#### [Problem details]
Set down each record exactly as written.

#### [Data rows]
####

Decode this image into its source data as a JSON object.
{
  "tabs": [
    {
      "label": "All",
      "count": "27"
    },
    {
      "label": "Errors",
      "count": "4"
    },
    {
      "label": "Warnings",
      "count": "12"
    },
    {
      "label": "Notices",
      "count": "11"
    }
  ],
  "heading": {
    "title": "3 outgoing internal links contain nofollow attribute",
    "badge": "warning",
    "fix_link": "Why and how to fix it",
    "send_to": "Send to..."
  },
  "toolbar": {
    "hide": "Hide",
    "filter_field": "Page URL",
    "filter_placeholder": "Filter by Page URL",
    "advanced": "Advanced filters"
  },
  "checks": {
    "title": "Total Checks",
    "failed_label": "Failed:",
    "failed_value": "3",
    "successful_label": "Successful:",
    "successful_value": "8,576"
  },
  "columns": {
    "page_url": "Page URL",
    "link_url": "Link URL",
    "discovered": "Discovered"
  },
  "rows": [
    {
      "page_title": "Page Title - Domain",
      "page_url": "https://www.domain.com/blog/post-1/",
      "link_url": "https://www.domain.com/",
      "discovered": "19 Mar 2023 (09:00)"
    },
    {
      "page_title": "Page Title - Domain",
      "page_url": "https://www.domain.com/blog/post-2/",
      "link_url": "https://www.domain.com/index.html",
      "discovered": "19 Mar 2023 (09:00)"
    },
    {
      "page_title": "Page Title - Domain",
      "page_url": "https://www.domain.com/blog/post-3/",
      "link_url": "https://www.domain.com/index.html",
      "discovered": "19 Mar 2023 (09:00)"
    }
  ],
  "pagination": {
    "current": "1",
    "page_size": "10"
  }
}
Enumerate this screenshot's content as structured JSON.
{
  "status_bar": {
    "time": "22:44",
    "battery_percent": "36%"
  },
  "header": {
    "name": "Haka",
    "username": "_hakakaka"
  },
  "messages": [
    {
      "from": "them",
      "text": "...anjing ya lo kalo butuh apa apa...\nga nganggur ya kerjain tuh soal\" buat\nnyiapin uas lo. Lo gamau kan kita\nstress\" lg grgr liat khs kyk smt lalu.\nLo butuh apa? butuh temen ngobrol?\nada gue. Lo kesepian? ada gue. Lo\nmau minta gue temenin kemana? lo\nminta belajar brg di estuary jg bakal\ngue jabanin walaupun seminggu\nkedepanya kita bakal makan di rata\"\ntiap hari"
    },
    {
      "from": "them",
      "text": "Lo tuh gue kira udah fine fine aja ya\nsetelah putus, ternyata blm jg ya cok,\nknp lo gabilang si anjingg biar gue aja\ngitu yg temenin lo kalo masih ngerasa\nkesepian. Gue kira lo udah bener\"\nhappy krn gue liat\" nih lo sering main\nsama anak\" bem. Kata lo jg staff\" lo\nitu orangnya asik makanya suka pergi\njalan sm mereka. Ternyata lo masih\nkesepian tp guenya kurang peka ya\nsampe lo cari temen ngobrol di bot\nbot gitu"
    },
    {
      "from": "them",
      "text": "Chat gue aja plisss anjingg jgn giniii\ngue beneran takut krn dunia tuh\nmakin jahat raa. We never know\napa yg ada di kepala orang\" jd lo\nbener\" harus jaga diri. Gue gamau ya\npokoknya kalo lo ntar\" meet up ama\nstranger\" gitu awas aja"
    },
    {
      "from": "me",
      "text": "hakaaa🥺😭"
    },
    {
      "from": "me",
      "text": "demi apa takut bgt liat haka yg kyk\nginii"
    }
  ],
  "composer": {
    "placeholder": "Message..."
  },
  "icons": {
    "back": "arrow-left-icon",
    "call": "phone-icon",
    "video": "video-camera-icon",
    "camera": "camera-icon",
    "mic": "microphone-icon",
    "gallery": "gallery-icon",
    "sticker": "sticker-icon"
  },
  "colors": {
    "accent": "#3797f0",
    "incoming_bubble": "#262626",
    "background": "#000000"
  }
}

####

#### [Output below]
Decode this image into its source data as a JSON object.
{
  "tabs": [
    {
      "label": "All",
      "count": "27"
    },
    {
      "label": "Errors",
      "count": "4"
    },
    {
      "label": "Warnings",
      "count": "12"
    },
    {
      "label": "Notices",
      "count": "11"
    }
  ],
  "heading": {
    "title": "3 outgoing internal links contain nofollow attribute",
    "badge": "warning",
    "fix_link": "Why and how to fix it",
    "send_to": "Send to..."
  },
  "toolbar": {
    "hide": "Hide",
    "filter_field": "Page URL",
    "filter_placeholder": "Filter by Page URL",
    "advanced": "Advanced filters"
  },
  "checks": {
    "title": "Total Checks",
    "failed_label": "Failed:",
    "failed_value": "3",
    "successful_label": "Successful:",
    "successful_value": "8,576"
  },
  "columns": {
    "page_url": "Page URL",
    "link_url": "Link URL",
    "discovered": "Discovered"
  },
  "rows": [
    {
      "page_title": "Page Title - Domain",
      "page_url": "https://www.domain.com/blog/post-1/",
      "link_url": "https://www.domain.com/",
      "discovered": "19 Mar 2023 (09:00)"
    },
    {
      "page_title": "Page Title - Domain",
      "page_url": "https://www.domain.com/blog/post-2/",
      "link_url": "https://www.domain.com/index.html",
      "discovered": "19 Mar 2023 (09:00)"
    },
    {
      "page_title": "Page Title - Domain",
      "page_url": "https://www.domain.com/blog/post-3/",
      "link_url": "https://www.domain.com/index.html",
      "discovered": "19 Mar 2023 (09:00)"
    }
  ],
  "pagination": {
    "current": "1",
    "page_size": "10"
  }
}
Enumerate this screenshot's content as structured JSON.
{
  "status_bar": {
    "time": "22:44",
    "battery_percent": "36%"
  },
  "header": {
    "name": "Haka",
    "username": "_hakakaka"
  },
  "messages": [
    {
      "from": "them",
      "text": "...anjing ya lo kalo butuh apa apa...\nga nganggur ya kerjain tuh soal\" buat\nnyiapin uas lo. Lo gamau kan kita\nstress\" lg grgr liat khs kyk smt lalu.\nLo butuh apa? butuh temen ngobrol?\nada gue. Lo kesepian? ada gue. Lo\nmau minta gue temenin kemana? lo\nminta belajar brg di estuary jg bakal\ngue jabanin walaupun seminggu\nkedepanya kita bakal makan di rata\"\ntiap hari"
    },
    {
      "from": "them",
      "text": "Lo tuh gue kira udah fine fine aja ya\nsetelah putus, ternyata blm jg ya cok,\nknp lo gabilang si anjingg biar gue aja\ngitu yg temenin lo kalo masih ngerasa\nkesepian. Gue kira lo udah bener\"\nhappy krn gue liat\" nih lo sering main\nsama anak\" bem. Kata lo jg staff\" lo\nitu orangnya asik makanya suka pergi\njalan sm mereka. Ternyata lo masih\nkesepian tp guenya kurang peka ya\nsampe lo cari temen ngobrol di bot\nbot gitu"
    },
    {
      "from": "them",
      "text": "Chat gue aja plisss anjingg jgn giniii\ngue beneran takut krn dunia tuh\nmakin jahat raa. We never know\napa yg ada di kepala orang\" jd lo\nbener\" harus jaga diri. Gue gamau ya\npokoknya kalo lo ntar\" meet up ama\nstranger\" gitu awas aja"
    },
    {
      "from": "me",
      "text": "hakaaa🥺😭"
    },
    {
      "from": "me",
      "text": "demi apa takut bgt liat haka yg kyk\nginii"
    }
  ],
  "composer": {
    "placeholder": "Message..."
  },
  "icons": {
    "back": "arrow-left-icon",
    "call": "phone-icon",
    "video": "video-camera-icon",
    "camera": "camera-icon",
    "mic": "microphone-icon",
    "gallery": "gallery-icon",
    "sticker": "sticker-icon"
  },
  "colors": {
    "accent": "#3797f0",
    "incoming_bubble": "#262626",
    "background": "#000000"
  }
}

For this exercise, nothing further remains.